--- START ---

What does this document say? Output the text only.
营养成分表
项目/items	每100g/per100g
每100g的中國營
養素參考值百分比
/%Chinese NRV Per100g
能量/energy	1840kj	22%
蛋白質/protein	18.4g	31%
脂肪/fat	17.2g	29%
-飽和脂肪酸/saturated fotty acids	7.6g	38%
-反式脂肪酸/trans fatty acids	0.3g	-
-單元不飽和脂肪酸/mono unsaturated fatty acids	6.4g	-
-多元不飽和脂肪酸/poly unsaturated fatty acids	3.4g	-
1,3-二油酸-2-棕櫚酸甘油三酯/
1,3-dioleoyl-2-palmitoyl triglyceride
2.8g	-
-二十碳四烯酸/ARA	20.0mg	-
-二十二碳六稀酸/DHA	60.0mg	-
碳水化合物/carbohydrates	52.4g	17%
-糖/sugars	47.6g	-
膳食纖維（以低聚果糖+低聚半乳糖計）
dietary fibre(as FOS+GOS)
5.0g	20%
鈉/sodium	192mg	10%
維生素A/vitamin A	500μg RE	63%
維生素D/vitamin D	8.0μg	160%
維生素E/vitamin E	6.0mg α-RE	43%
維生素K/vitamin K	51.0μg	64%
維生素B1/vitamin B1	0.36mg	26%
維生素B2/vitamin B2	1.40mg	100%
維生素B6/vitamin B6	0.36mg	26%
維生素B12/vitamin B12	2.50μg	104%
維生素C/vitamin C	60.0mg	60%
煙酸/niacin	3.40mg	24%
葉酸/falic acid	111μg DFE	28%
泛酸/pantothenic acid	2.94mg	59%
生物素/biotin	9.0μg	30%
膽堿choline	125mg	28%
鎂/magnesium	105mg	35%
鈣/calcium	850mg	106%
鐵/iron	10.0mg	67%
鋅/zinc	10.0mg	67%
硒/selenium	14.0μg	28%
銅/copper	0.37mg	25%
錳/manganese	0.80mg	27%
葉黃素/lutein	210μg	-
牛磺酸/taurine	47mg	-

--- END ---

About this exercise -
What is needed is an exact repetition of all the entries above.

Answer for the task -
What does this document say? Output the text only.
营养成分表
项目/items	每100g/per100g
每100g的中國營
養素參考值百分比
/%Chinese NRV Per100g
能量/energy	1840kj	22%
蛋白質/protein	18.4g	31%
脂肪/fat	17.2g	29%
-飽和脂肪酸/saturated fotty acids	7.6g	38%
-反式脂肪酸/trans fatty acids	0.3g	-
-單元不飽和脂肪酸/mono unsaturated fatty acids	6.4g	-
-多元不飽和脂肪酸/poly unsaturated fatty acids	3.4g	-
1,3-二油酸-2-棕櫚酸甘油三酯/
1,3-dioleoyl-2-palmitoyl triglyceride
2.8g	-
-二十碳四烯酸/ARA	20.0mg	-
-二十二碳六稀酸/DHA	60.0mg	-
碳水化合物/carbohydrates	52.4g	17%
-糖/sugars	47.6g	-
膳食纖維（以低聚果糖+低聚半乳糖計）
dietary fibre(as FOS+GOS)
5.0g	20%
鈉/sodium	192mg	10%
維生素A/vitamin A	500μg RE	63%
維生素D/vitamin D	8.0μg	160%
維生素E/vitamin E	6.0mg α-RE	43%
維生素K/vitamin K	51.0μg	64%
維生素B1/vitamin B1	0.36mg	26%
維生素B2/vitamin B2	1.40mg	100%
維生素B6/vitamin B6	0.36mg	26%
維生素B12/vitamin B12	2.50μg	104%
維生素C/vitamin C	60.0mg	60%
煙酸/niacin	3.40mg	24%
葉酸/falic acid	111μg DFE	28%
泛酸/pantothenic acid	2.94mg	59%
生物素/biotin	9.0μg	30%
膽堿choline	125mg	28%
鎂/magnesium	105mg	35%
鈣/calcium	850mg	106%
鐵/iron	10.0mg	67%
鋅/zinc	10.0mg	67%
硒/selenium	14.0μg	28%
銅/copper	0.37mg	25%
錳/manganese	0.80mg	27%
葉黃素/lutein	210μg	-
牛磺酸/taurine	47mg	-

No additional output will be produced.